**Instructions to follow**
Your task is to transcribe all the entries exactly, excluding pictures.

**** Recorded data ****

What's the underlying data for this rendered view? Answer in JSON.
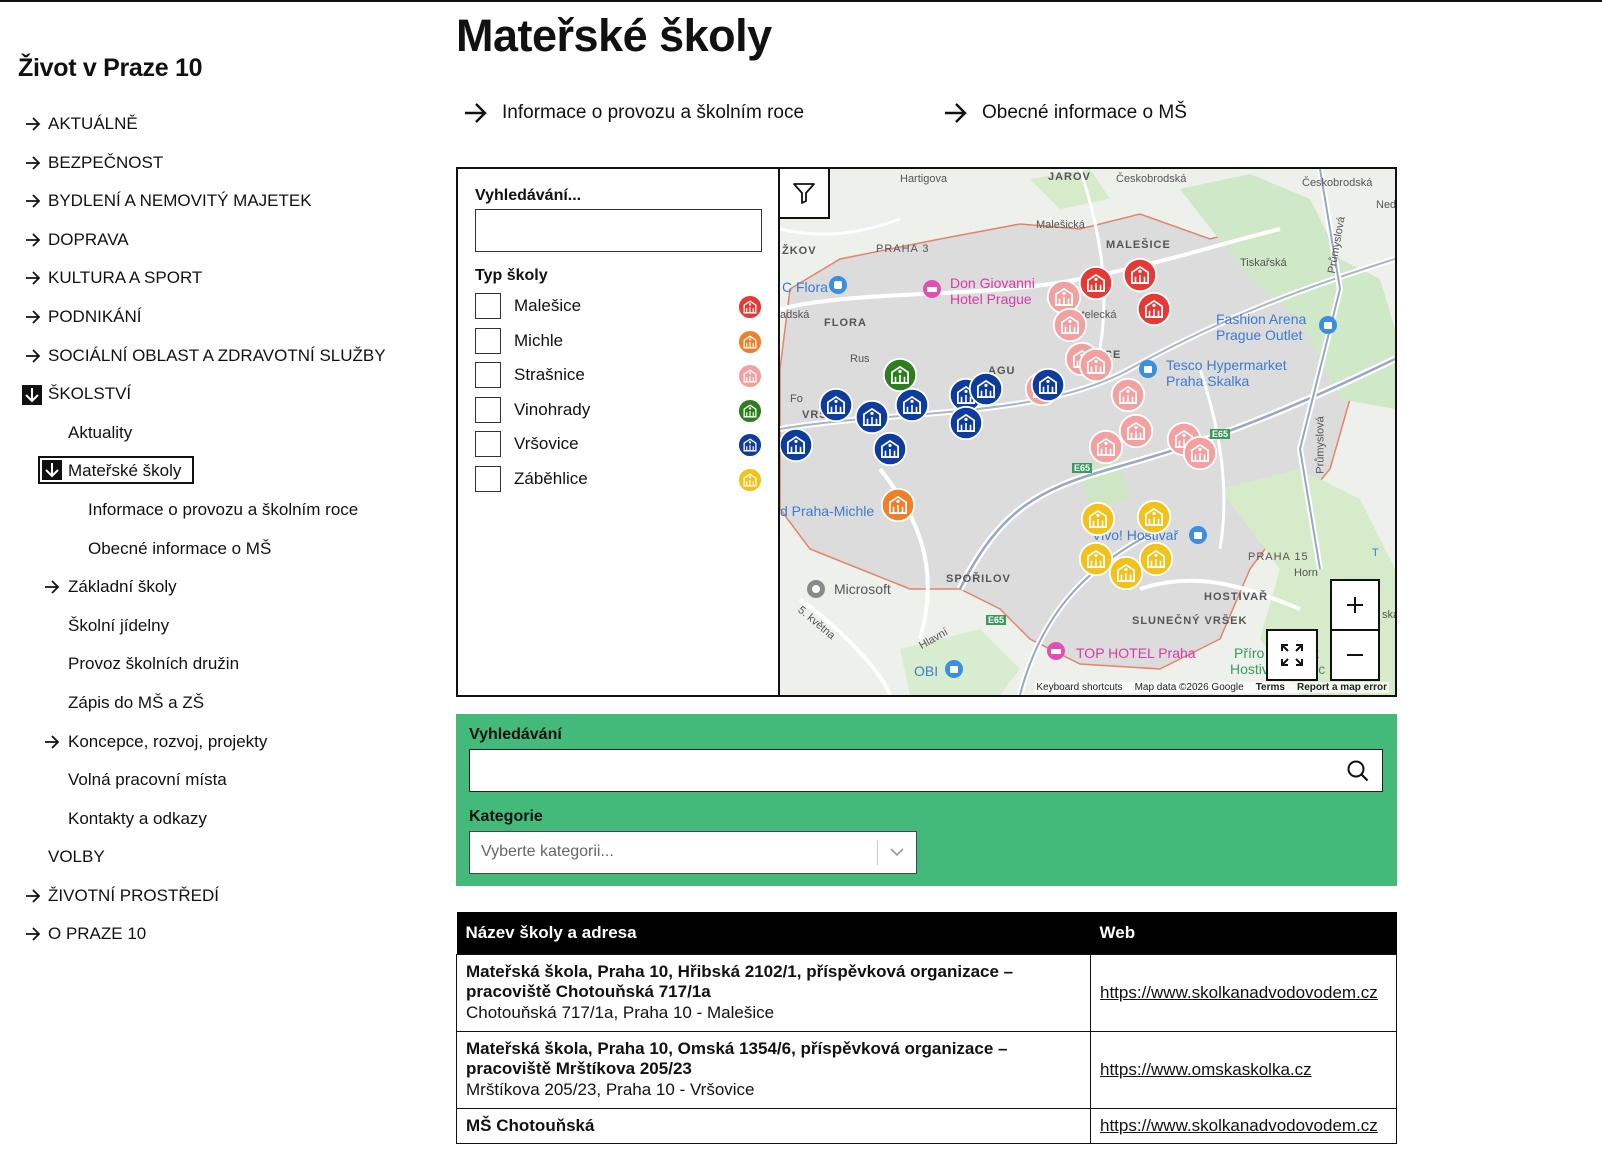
{
  "site_title": "Život v Praze 10",
  "nav": {
    "aktualne": "AKTUÁLNĚ",
    "bezpecnost": "BEZPEČNOST",
    "bydleni": "BYDLENÍ A NEMOVITÝ MAJETEK",
    "doprava": "DOPRAVA",
    "kultura": "KULTURA A SPORT",
    "podnikani": "PODNIKÁNÍ",
    "socialni": "SOCIÁLNÍ OBLAST A ZDRAVOTNÍ SLUŽBY",
    "skolstvi": "ŠKOLSTVÍ",
    "aktuality": "Aktuality",
    "materske": "Mateřské školy",
    "ms_provoz": "Informace o provozu a školním roce",
    "ms_obecne": "Obecné informace o MŠ",
    "zakladni": "Základní školy",
    "jidelny": "Školní jídelny",
    "druziny": "Provoz školních družin",
    "zapis": "Zápis do MŠ a ZŠ",
    "koncepce": "Koncepce, rozvoj, projekty",
    "volna": "Volná pracovní místa",
    "kontakty": "Kontakty a odkazy",
    "volby": "VOLBY",
    "zivotni": "ŽIVOTNÍ PROSTŘEDÍ",
    "opraze": "O PRAZE 10"
  },
  "page_title": "Mateřské školy",
  "quick_links": [
    "Informace o provozu a školním roce",
    "Obecné informace o MŠ"
  ],
  "map": {
    "search_label": "Vyhledávání...",
    "search_value": "",
    "type_label": "Typ školy",
    "types": [
      {
        "name": "Malešice",
        "color": "#e53935"
      },
      {
        "name": "Michle",
        "color": "#f07f2a"
      },
      {
        "name": "Strašnice",
        "color": "#f3a0a0"
      },
      {
        "name": "Vinohrady",
        "color": "#2e7d1e"
      },
      {
        "name": "Vršovice",
        "color": "#0d3b9e"
      },
      {
        "name": "Záběhlice",
        "color": "#f2c21b"
      }
    ],
    "labels": {
      "hartigova": "Hartigova",
      "jarov": "JAROV",
      "ceskobrodska": "Českobrodská",
      "ceskobrodska2": "Českobrodská",
      "zizkov": "ŽKOV",
      "praha3": "PRAHA 3",
      "malesicka": "Malešická",
      "malesice": "MALEŠICE",
      "tiskarska": "Tiskařská",
      "flora_poi": "C Flora",
      "don_giovanni": "Don Giovanni",
      "hotel_prague": "Hotel Prague",
      "flora": "FLORA",
      "zadska": "adská",
      "kostelecka": "ostelecká",
      "fashion_arena": "Fashion Arena",
      "prague_outlet": "Prague Outlet",
      "tesco": "Tesco Hypermarket",
      "praha_skalka": "Praha Skalka",
      "vrsovice": "VRŠO",
      "ice": "ICE",
      "e65a": "E65",
      "e65b": "E65",
      "e65c": "E65",
      "praha_michle": "d Praha-Michle",
      "vivo": "Vivo! Hostivař",
      "praha15": "PRAHA 15",
      "microsoft": "Microsoft",
      "sporilov": "SPOŘILOV",
      "hostivar": "HOSTIVAŘ",
      "slunecny": "SLUNEČNÝ VRŠEK",
      "kvetna": "5. května",
      "hlavni": "Hlavní",
      "top_hotel": "TOP HOTEL Praha",
      "obi": "OBI",
      "hostiva": "Hostiva",
      "priro": "Přírо",
      "prumyslova": "Průmyslová",
      "prumyslova2": "Průmyslová",
      "hornomericka": "Horn",
      "ned": "Nedo",
      "rus": "Rus",
      "fo": "Fo",
      "agu": "AGU",
      "t": "T",
      "ska": "ska",
      "va": "va",
      "k": "k",
      "lic": "lic"
    },
    "attribution": [
      "Keyboard shortcuts",
      "Map data ©2026 Google",
      "Terms",
      "Report a map error"
    ]
  },
  "search": {
    "label": "Vyhledávání",
    "value": "",
    "category_label": "Kategorie",
    "category_placeholder": "Vyberte kategorii..."
  },
  "table": {
    "headers": [
      "Název školy a adresa",
      "Web"
    ],
    "rows": [
      {
        "name": "Mateřská škola, Praha 10, Hřibská 2102/1, příspěvková organizace – pracoviště Chotouňská 717/1a",
        "address": "Chotouňská 717/1a, Praha 10 - Malešice",
        "web": "https://www.skolkanadvodovodem.cz"
      },
      {
        "name": "Mateřská škola, Praha 10, Omská 1354/6, příspěvková organizace – pracoviště Mrštíkova 205/23",
        "address": "Mrštíkova 205/23, Praha 10 - Vršovice",
        "web": "https://www.omskaskolka.cz"
      },
      {
        "name": "MŠ Chotouňská",
        "address": "",
        "web": "https://www.skolkanadvodovodem.cz"
      }
    ]
  }
}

****

**Result of the exercise**
What's the underlying data for this rendered view? Answer in JSON.
{
  "site_title": "Život v Praze 10",
  "nav": {
    "aktualne": "AKTUÁLNĚ",
    "bezpecnost": "BEZPEČNOST",
    "bydleni": "BYDLENÍ A NEMOVITÝ MAJETEK",
    "doprava": "DOPRAVA",
    "kultura": "KULTURA A SPORT",
    "podnikani": "PODNIKÁNÍ",
    "socialni": "SOCIÁLNÍ OBLAST A ZDRAVOTNÍ SLUŽBY",
    "skolstvi": "ŠKOLSTVÍ",
    "aktuality": "Aktuality",
    "materske": "Mateřské školy",
    "ms_provoz": "Informace o provozu a školním roce",
    "ms_obecne": "Obecné informace o MŠ",
    "zakladni": "Základní školy",
    "jidelny": "Školní jídelny",
    "druziny": "Provoz školních družin",
    "zapis": "Zápis do MŠ a ZŠ",
    "koncepce": "Koncepce, rozvoj, projekty",
    "volna": "Volná pracovní místa",
    "kontakty": "Kontakty a odkazy",
    "volby": "VOLBY",
    "zivotni": "ŽIVOTNÍ PROSTŘEDÍ",
    "opraze": "O PRAZE 10"
  },
  "page_title": "Mateřské školy",
  "quick_links": [
    "Informace o provozu a školním roce",
    "Obecné informace o MŠ"
  ],
  "map": {
    "search_label": "Vyhledávání...",
    "search_value": "",
    "type_label": "Typ školy",
    "types": [
      {
        "name": "Malešice",
        "color": "#e53935"
      },
      {
        "name": "Michle",
        "color": "#f07f2a"
      },
      {
        "name": "Strašnice",
        "color": "#f3a0a0"
      },
      {
        "name": "Vinohrady",
        "color": "#2e7d1e"
      },
      {
        "name": "Vršovice",
        "color": "#0d3b9e"
      },
      {
        "name": "Záběhlice",
        "color": "#f2c21b"
      }
    ],
    "labels": {
      "hartigova": "Hartigova",
      "jarov": "JAROV",
      "ceskobrodska": "Českobrodská",
      "ceskobrodska2": "Českobrodská",
      "zizkov": "ŽKOV",
      "praha3": "PRAHA 3",
      "malesicka": "Malešická",
      "malesice": "MALEŠICE",
      "tiskarska": "Tiskařská",
      "flora_poi": "C Flora",
      "don_giovanni": "Don Giovanni",
      "hotel_prague": "Hotel Prague",
      "flora": "FLORA",
      "zadska": "adská",
      "kostelecka": "ostelecká",
      "fashion_arena": "Fashion Arena",
      "prague_outlet": "Prague Outlet",
      "tesco": "Tesco Hypermarket",
      "praha_skalka": "Praha Skalka",
      "vrsovice": "VRŠO",
      "ice": "ICE",
      "e65a": "E65",
      "e65b": "E65",
      "e65c": "E65",
      "praha_michle": "d Praha-Michle",
      "vivo": "Vivo! Hostivař",
      "praha15": "PRAHA 15",
      "microsoft": "Microsoft",
      "sporilov": "SPOŘILOV",
      "hostivar": "HOSTIVAŘ",
      "slunecny": "SLUNEČNÝ VRŠEK",
      "kvetna": "5. května",
      "hlavni": "Hlavní",
      "top_hotel": "TOP HOTEL Praha",
      "obi": "OBI",
      "hostiva": "Hostiva",
      "priro": "Přírо",
      "prumyslova": "Průmyslová",
      "prumyslova2": "Průmyslová",
      "hornomericka": "Horn",
      "ned": "Nedo",
      "rus": "Rus",
      "fo": "Fo",
      "agu": "AGU",
      "t": "T",
      "ska": "ska",
      "va": "va",
      "k": "k",
      "lic": "lic"
    },
    "attribution": [
      "Keyboard shortcuts",
      "Map data ©2026 Google",
      "Terms",
      "Report a map error"
    ]
  },
  "search": {
    "label": "Vyhledávání",
    "value": "",
    "category_label": "Kategorie",
    "category_placeholder": "Vyberte kategorii..."
  },
  "table": {
    "headers": [
      "Název školy a adresa",
      "Web"
    ],
    "rows": [
      {
        "name": "Mateřská škola, Praha 10, Hřibská 2102/1, příspěvková organizace – pracoviště Chotouňská 717/1a",
        "address": "Chotouňská 717/1a, Praha 10 - Malešice",
        "web": "https://www.skolkanadvodovodem.cz"
      },
      {
        "name": "Mateřská škola, Praha 10, Omská 1354/6, příspěvková organizace – pracoviště Mrštíkova 205/23",
        "address": "Mrštíkova 205/23, Praha 10 - Vršovice",
        "web": "https://www.omskaskolka.cz"
      },
      {
        "name": "MŠ Chotouňská",
        "address": "",
        "web": "https://www.skolkanadvodovodem.cz"
      }
    ]
  }
}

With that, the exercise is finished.